Among the entries that follow, tally the lines with the string "obszaru". Give no more than the number.

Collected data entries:
>> START
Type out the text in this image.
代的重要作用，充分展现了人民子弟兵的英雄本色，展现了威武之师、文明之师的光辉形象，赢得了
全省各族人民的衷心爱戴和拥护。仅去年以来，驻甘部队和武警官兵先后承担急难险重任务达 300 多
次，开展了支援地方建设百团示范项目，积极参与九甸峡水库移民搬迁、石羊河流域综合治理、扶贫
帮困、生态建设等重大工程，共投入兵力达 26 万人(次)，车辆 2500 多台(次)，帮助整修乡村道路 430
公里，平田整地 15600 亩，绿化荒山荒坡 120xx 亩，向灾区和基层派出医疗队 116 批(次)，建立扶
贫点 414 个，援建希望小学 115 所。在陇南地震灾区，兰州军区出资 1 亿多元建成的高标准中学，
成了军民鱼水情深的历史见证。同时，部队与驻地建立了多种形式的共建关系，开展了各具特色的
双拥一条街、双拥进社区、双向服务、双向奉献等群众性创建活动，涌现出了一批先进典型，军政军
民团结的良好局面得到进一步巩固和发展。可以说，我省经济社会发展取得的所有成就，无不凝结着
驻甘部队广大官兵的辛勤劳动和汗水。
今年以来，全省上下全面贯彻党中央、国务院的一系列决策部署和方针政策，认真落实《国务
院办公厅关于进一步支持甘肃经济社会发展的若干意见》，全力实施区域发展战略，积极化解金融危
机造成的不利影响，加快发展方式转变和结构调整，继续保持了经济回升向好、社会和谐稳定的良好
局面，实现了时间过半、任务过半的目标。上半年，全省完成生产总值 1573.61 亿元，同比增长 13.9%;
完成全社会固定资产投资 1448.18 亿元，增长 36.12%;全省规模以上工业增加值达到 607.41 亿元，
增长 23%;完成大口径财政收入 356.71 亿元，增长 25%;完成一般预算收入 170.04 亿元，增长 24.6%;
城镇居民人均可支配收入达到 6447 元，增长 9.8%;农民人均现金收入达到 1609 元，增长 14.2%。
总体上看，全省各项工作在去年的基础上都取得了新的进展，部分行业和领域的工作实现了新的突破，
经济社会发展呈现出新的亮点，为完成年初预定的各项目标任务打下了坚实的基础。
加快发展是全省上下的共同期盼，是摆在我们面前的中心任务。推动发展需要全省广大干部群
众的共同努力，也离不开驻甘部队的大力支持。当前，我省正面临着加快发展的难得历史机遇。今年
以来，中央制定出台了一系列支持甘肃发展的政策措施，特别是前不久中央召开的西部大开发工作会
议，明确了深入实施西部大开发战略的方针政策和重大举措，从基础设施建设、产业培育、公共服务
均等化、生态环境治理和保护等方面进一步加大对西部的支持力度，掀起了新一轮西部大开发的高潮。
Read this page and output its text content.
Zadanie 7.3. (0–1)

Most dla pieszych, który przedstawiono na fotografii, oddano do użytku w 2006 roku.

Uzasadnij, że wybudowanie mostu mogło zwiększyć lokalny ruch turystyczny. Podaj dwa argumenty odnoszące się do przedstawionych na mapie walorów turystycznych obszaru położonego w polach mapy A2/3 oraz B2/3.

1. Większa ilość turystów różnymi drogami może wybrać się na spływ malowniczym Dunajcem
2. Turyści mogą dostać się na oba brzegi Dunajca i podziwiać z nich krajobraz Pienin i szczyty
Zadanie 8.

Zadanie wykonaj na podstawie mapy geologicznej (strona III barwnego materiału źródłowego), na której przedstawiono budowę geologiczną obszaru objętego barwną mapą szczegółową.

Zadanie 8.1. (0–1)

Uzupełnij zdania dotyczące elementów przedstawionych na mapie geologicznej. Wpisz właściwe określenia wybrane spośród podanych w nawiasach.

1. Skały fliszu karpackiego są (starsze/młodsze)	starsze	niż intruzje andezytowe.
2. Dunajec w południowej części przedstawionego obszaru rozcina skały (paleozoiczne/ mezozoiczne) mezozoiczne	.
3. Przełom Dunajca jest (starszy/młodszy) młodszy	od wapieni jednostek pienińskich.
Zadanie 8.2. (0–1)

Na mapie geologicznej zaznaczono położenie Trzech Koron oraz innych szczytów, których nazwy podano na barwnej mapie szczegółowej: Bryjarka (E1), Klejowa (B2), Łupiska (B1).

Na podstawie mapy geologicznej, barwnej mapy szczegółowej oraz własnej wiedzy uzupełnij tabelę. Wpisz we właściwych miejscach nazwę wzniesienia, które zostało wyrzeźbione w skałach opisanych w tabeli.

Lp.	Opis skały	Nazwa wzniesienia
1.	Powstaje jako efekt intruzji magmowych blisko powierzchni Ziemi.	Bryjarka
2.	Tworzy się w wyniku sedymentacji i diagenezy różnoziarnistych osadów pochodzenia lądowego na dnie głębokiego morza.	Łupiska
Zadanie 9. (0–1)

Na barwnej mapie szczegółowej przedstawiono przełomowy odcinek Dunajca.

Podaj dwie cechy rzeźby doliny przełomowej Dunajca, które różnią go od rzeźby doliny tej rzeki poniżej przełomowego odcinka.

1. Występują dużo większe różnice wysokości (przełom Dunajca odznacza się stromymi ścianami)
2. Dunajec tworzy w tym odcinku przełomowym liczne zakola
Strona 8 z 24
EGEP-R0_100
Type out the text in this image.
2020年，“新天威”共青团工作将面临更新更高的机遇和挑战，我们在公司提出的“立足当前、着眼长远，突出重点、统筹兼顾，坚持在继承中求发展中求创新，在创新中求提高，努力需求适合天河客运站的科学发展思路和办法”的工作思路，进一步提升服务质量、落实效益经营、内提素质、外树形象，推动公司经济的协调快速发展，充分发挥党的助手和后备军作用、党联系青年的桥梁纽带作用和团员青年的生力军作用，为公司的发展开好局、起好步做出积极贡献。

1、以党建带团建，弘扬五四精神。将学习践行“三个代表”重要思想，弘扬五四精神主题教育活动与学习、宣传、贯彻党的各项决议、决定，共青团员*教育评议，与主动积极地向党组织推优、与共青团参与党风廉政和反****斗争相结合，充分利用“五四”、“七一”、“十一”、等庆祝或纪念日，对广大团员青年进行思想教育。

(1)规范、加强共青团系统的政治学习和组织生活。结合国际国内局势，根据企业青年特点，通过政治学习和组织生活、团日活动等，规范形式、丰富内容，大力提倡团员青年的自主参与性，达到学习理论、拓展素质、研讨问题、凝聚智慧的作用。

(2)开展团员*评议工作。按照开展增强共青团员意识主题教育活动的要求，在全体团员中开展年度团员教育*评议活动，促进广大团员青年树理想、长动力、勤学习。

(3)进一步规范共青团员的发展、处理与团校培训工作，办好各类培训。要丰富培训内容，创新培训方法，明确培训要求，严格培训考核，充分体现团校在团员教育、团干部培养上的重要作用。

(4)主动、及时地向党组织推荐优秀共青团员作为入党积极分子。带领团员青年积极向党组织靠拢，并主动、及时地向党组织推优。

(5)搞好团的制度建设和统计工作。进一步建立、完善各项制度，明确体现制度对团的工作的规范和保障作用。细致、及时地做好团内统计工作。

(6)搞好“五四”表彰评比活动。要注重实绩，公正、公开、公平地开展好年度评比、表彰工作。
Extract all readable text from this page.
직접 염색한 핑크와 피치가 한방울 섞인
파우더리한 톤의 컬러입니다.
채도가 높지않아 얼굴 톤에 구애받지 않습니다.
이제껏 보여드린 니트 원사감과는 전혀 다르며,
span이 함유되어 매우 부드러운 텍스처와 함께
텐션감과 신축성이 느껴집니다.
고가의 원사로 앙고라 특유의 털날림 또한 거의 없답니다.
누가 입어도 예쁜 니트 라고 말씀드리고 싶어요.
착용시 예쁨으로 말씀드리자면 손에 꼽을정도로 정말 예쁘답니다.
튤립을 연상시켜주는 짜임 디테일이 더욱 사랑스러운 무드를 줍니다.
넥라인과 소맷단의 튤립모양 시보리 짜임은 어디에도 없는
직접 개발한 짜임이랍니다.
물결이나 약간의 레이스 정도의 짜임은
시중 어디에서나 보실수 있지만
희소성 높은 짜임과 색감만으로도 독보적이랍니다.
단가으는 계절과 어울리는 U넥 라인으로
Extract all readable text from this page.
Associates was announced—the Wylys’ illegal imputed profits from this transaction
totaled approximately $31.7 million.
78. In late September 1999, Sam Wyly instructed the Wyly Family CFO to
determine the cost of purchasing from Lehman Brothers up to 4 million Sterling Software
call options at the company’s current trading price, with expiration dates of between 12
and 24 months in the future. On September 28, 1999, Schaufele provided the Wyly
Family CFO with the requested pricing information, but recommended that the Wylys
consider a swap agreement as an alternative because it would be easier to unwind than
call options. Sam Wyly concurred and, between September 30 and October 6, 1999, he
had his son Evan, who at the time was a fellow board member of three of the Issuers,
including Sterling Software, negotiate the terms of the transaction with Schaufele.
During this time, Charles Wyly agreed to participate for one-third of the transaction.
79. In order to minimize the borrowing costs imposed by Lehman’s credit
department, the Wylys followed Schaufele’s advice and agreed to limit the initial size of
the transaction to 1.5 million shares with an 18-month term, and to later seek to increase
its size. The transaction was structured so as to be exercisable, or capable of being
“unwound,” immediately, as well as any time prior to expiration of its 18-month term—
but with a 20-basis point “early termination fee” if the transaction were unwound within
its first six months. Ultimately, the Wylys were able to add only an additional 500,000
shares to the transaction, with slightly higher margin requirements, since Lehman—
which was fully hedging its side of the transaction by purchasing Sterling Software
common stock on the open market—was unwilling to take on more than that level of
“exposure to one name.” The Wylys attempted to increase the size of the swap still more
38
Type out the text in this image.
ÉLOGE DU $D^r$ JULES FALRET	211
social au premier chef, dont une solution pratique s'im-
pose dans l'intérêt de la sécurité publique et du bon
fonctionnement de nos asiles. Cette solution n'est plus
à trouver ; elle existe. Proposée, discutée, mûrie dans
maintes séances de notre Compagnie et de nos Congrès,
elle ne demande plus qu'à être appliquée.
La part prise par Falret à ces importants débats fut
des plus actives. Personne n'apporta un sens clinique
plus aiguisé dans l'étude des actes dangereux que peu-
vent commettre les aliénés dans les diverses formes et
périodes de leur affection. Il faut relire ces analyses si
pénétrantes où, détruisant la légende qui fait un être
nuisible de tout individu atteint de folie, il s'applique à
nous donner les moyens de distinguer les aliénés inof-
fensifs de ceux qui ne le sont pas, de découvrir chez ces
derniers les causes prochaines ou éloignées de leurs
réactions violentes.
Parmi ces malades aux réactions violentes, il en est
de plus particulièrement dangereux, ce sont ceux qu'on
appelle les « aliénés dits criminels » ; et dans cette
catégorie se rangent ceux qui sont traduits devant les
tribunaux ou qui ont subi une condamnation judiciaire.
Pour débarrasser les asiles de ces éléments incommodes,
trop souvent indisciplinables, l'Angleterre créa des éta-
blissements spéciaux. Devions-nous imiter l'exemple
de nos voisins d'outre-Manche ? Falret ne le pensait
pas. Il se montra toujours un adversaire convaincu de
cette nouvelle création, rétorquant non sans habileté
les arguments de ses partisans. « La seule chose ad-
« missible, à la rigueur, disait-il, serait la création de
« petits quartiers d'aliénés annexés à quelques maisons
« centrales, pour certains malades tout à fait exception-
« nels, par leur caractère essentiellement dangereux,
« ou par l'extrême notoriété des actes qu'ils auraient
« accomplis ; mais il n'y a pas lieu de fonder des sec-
>> END
▶ **Result of this task**:
3